>> Start Material to process

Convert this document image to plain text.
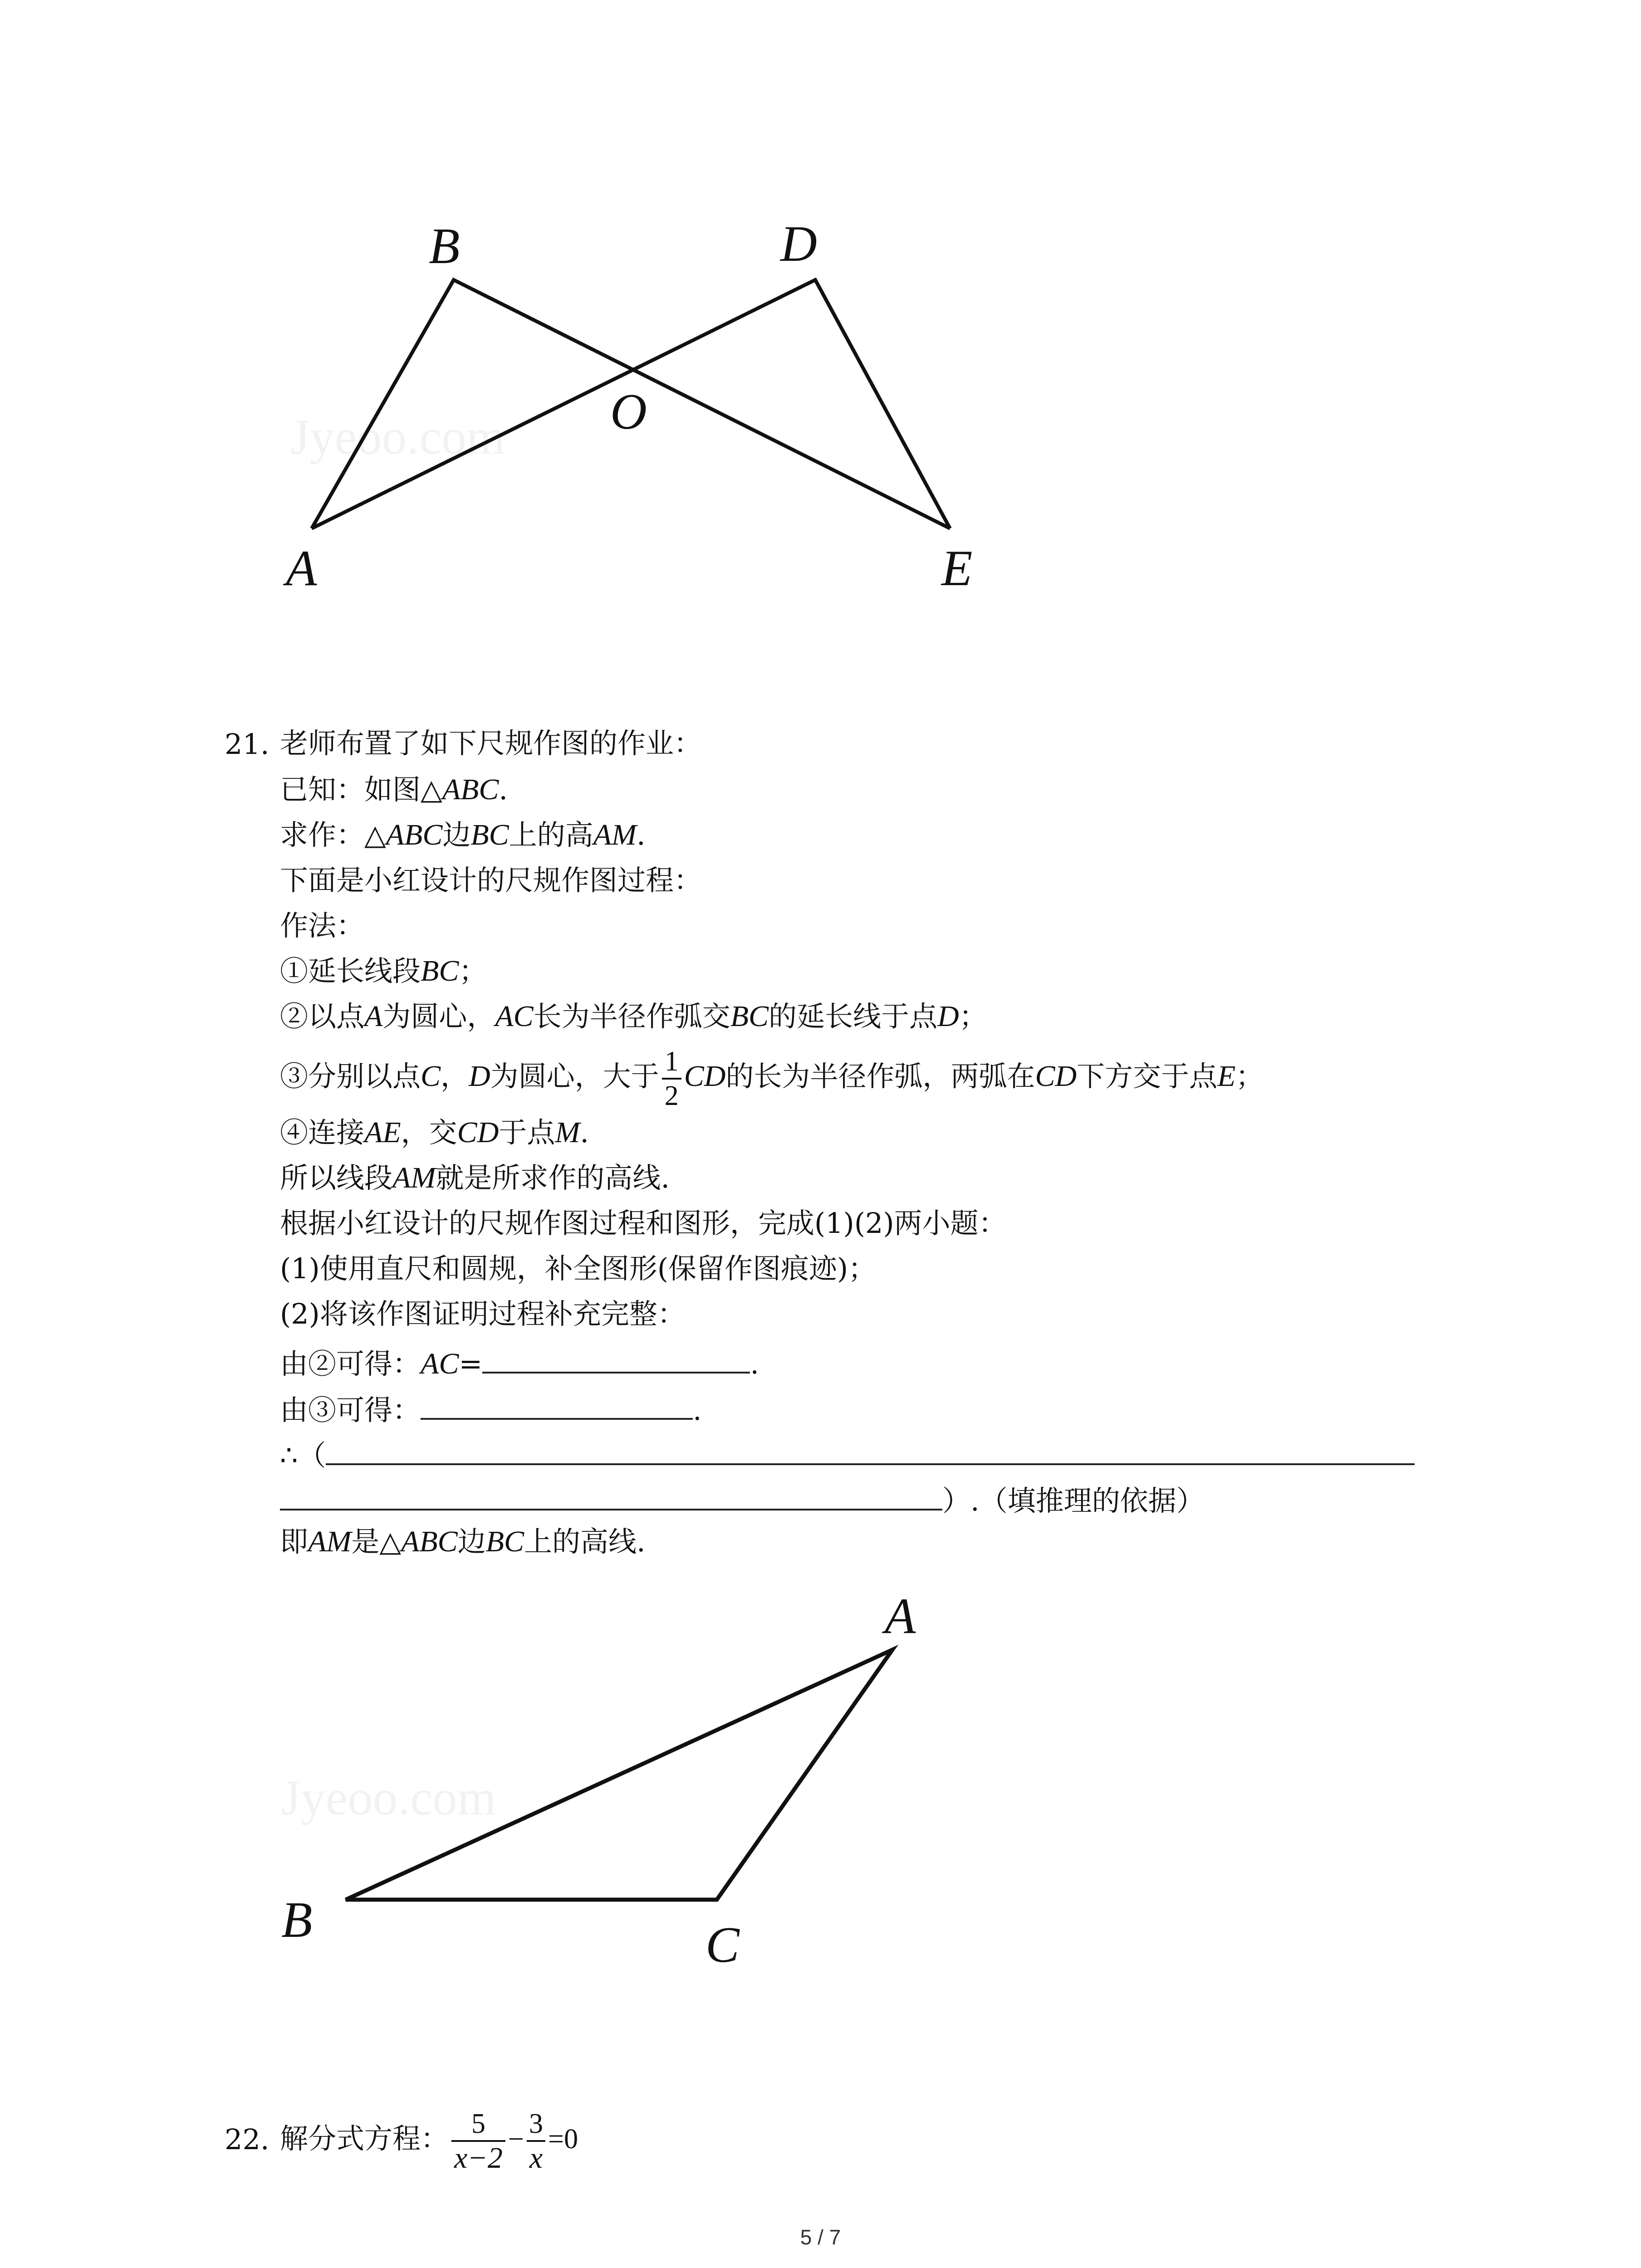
Jyeoo.com
B	D
O
A	E
21. 老师布置了如下尺规作图的作业：
已知：如图△ABC.
求作：△ABC边BC上的高AM.
下面是小红设计的尺规作图过程：
作法：
①延长线段BC；
②以点A为圆心，AC长为半径作弧交BC的延长线于点D；
③分别以点C，D为圆心，大于 $\frac{1}{2}$ CD的长为半径作弧，两弧在CD下方交于点E；
④连接AE，交CD于点M.
所以线段AM就是所求作的高线.
根据小红设计的尺规作图过程和图形，完成(1)(2)两小题：
(1)使用直尺和圆规，补全图形(保留作图痕迹)；
(2)将该作图证明过程补充完整：
由②可得：AC=	.
由③可得：	.
∴（
）.（填推理的依据）
即AM是△ABC边BC上的高线.
Jyeoo.com
A
B	C
22. 解分式方程： $\frac{5}{x-2} - \frac{3}{x} =0$
5 / 7
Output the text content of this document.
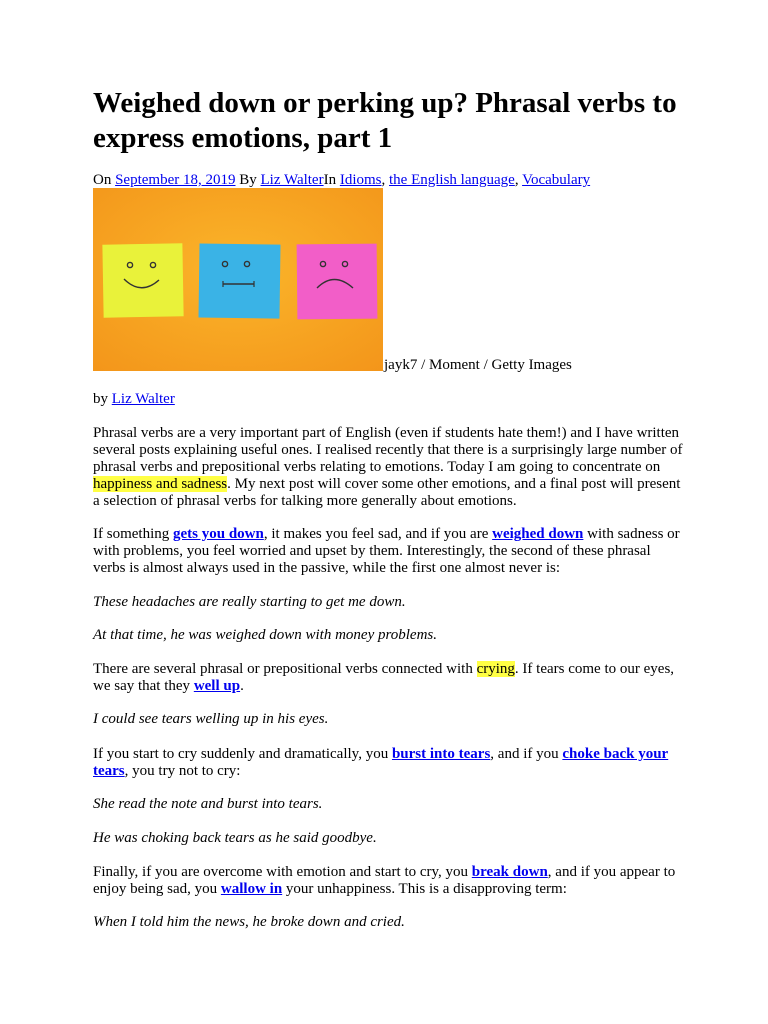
Weighed down or perking up? Phrasal verbs to express emotions, part 1
On September 18, 2019 By Liz WalterIn Idioms, the English language, Vocabulary
jayk7 / Moment / Getty Images

by Liz Walter

Phrasal verbs are a very important part of English (even if students hate them!) and I have written several posts explaining useful ones. I realised recently that there is a surprisingly large number of phrasal verbs and prepositional verbs relating to emotions. Today I am going to concentrate on happiness and sadness. My next post will cover some other emotions, and a final post will present a selection of phrasal verbs for talking more generally about emotions.

If something gets you down, it makes you feel sad, and if you are weighed down with sadness or with problems, you feel worried and upset by them. Interestingly, the second of these phrasal verbs is almost always used in the passive, while the first one almost never is:

These headaches are really starting to get me down.

At that time, he was weighed down with money problems.

There are several phrasal or prepositional verbs connected with crying. If tears come to our eyes, we say that they well up.

I could see tears welling up in his eyes.

If you start to cry suddenly and dramatically, you burst into tears, and if you choke back your tears, you try not to cry:

She read the note and burst into tears.

He was choking back tears as he said goodbye.

Finally, if you are overcome with emotion and start to cry, you break down, and if you appear to enjoy being sad, you wallow in your unhappiness. This is a disapproving term:

When I told him the news, he broke down and cried.
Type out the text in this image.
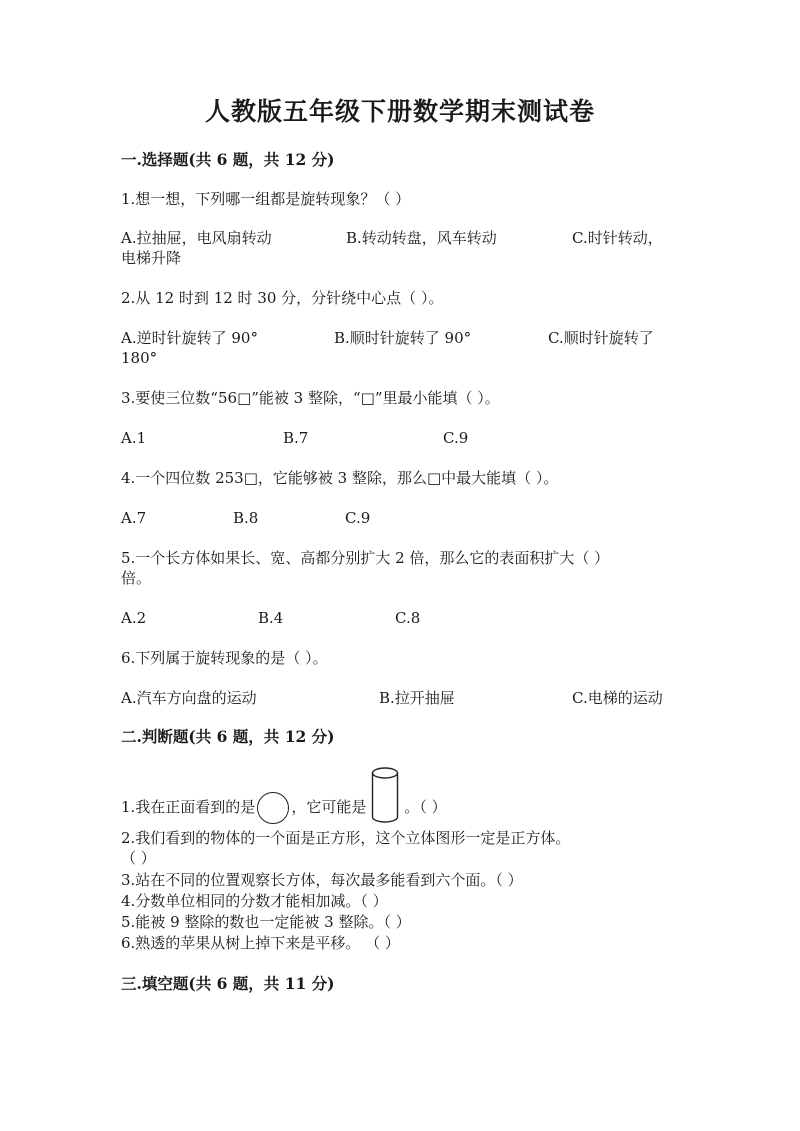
人教版五年级下册数学期末测试卷
一.选择题(共 6 题，共 12 分)
1.想一想，下列哪一组都是旋转现象？（ ）
A.拉抽屉，电风扇转动	B.转动转盘，风车转动	C.时针转动，
电梯升降
2.从 12 时到 12 时 30 分，分针绕中心点（ ）。
A.逆时针旋转了 90°	B.顺时针旋转了 90°	C.顺时针旋转了
180°
3.要使三位数“56□”能被 3 整除，“□”里最小能填（ ）。
A.1	B.7	C.9
4.一个四位数 253□，它能够被 3 整除，那么□中最大能填（ ）。
A.7	B.8	C.9
5.一个长方体如果长、宽、高都分别扩大 2 倍，那么它的表面积扩大（ ）
倍。
A.2	B.4	C.8
6.下列属于旋转现象的是（ ）。
A.汽车方向盘的运动	B.拉开抽屉	C.电梯的运动
二.判断题(共 6 题，共 12 分)
1.我在正面看到的是 ，它可能是	。（ ）
2.我们看到的物体的一个面是正方形，这个立体图形一定是正方体。
（ ）
3.站在不同的位置观察长方体，每次最多能看到六个面。（ ）
4.分数单位相同的分数才能相加减。（ ）
5.能被 9 整除的数也一定能被 3 整除。（ ）
6.熟透的苹果从树上掉下来是平移。 （ ）
三.填空题(共 6 题，共 11 分)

>> End Material to process

Pictures don't belong in the copy. Restate all the entries exactly.

* _Reply to the task_
Convert this document image to plain text.
Jyeoo.com
B	D
O
A	E
21. 老师布置了如下尺规作图的作业：
已知：如图△ABC.
求作：△ABC边BC上的高AM.
下面是小红设计的尺规作图过程：
作法：
①延长线段BC；
②以点A为圆心，AC长为半径作弧交BC的延长线于点D；
③分别以点C，D为圆心，大于 $\frac{1}{2}$ CD的长为半径作弧，两弧在CD下方交于点E；
④连接AE，交CD于点M.
所以线段AM就是所求作的高线.
根据小红设计的尺规作图过程和图形，完成(1)(2)两小题：
(1)使用直尺和圆规，补全图形(保留作图痕迹)；
(2)将该作图证明过程补充完整：
由②可得：AC=	.
由③可得：	.
∴（
）.（填推理的依据）
即AM是△ABC边BC上的高线.
Jyeoo.com
A
B	C
22. 解分式方程： $\frac{5}{x-2} - \frac{3}{x} =0$
5 / 7
Output the text content of this document.
Weighed down or perking up? Phrasal verbs to express emotions, part 1
On September 18, 2019 By Liz WalterIn Idioms, the English language, Vocabulary
jayk7 / Moment / Getty Images

by Liz Walter

Phrasal verbs are a very important part of English (even if students hate them!) and I have written several posts explaining useful ones. I realised recently that there is a surprisingly large number of phrasal verbs and prepositional verbs relating to emotions. Today I am going to concentrate on happiness and sadness. My next post will cover some other emotions, and a final post will present a selection of phrasal verbs for talking more generally about emotions.

If something gets you down, it makes you feel sad, and if you are weighed down with sadness or with problems, you feel worried and upset by them. Interestingly, the second of these phrasal verbs is almost always used in the passive, while the first one almost never is:

These headaches are really starting to get me down.

At that time, he was weighed down with money problems.

There are several phrasal or prepositional verbs connected with crying. If tears come to our eyes, we say that they well up.

I could see tears welling up in his eyes.

If you start to cry suddenly and dramatically, you burst into tears, and if you choke back your tears, you try not to cry:

She read the note and burst into tears.

He was choking back tears as he said goodbye.

Finally, if you are overcome with emotion and start to cry, you break down, and if you appear to enjoy being sad, you wallow in your unhappiness. This is a disapproving term:

When I told him the news, he broke down and cried.
Type out the text in this image.
人教版五年级下册数学期末测试卷
一.选择题(共 6 题，共 12 分)
1.想一想，下列哪一组都是旋转现象？（ ）
A.拉抽屉，电风扇转动	B.转动转盘，风车转动	C.时针转动，
电梯升降
2.从 12 时到 12 时 30 分，分针绕中心点（ ）。
A.逆时针旋转了 90°	B.顺时针旋转了 90°	C.顺时针旋转了
180°
3.要使三位数“56□”能被 3 整除，“□”里最小能填（ ）。
A.1	B.7	C.9
4.一个四位数 253□，它能够被 3 整除，那么□中最大能填（ ）。
A.7	B.8	C.9
5.一个长方体如果长、宽、高都分别扩大 2 倍，那么它的表面积扩大（ ）
倍。
A.2	B.4	C.8
6.下列属于旋转现象的是（ ）。
A.汽车方向盘的运动	B.拉开抽屉	C.电梯的运动
二.判断题(共 6 题，共 12 分)
1.我在正面看到的是 ，它可能是	。（ ）
2.我们看到的物体的一个面是正方形，这个立体图形一定是正方体。
（ ）
3.站在不同的位置观察长方体，每次最多能看到六个面。（ ）
4.分数单位相同的分数才能相加减。（ ）
5.能被 9 整除的数也一定能被 3 整除。（ ）
6.熟透的苹果从树上掉下来是平移。 （ ）
三.填空题(共 6 题，共 11 分)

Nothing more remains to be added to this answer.